[Source records]
#####

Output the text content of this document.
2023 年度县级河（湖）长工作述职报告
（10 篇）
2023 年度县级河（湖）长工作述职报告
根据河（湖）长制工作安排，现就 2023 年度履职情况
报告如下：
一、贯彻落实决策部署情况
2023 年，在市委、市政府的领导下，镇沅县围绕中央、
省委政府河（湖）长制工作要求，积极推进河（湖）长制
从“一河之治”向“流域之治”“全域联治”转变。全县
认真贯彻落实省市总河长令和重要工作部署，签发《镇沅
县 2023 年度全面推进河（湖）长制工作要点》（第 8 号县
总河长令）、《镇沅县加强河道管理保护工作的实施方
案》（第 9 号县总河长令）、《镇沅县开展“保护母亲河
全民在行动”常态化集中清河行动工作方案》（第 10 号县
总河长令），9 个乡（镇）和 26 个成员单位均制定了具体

#####

> Written problem
Please repeat the listing exactly, with nothing left out.

> Output of the exercise
Output the text content of this document.
2023 年度县级河（湖）长工作述职报告
（10 篇）
2023 年度县级河（湖）长工作述职报告
根据河（湖）长制工作安排，现就 2023 年度履职情况
报告如下：
一、贯彻落实决策部署情况
2023 年，在市委、市政府的领导下，镇沅县围绕中央、
省委政府河（湖）长制工作要求，积极推进河（湖）长制
从“一河之治”向“流域之治”“全域联治”转变。全县
认真贯彻落实省市总河长令和重要工作部署，签发《镇沅
县 2023 年度全面推进河（湖）长制工作要点》（第 8 号县
总河长令）、《镇沅县加强河道管理保护工作的实施方
案》（第 9 号县总河长令）、《镇沅县开展“保护母亲河
全民在行动”常态化集中清河行动工作方案》（第 10 号县
总河长令），9 个乡（镇）和 26 个成员单位均制定了具体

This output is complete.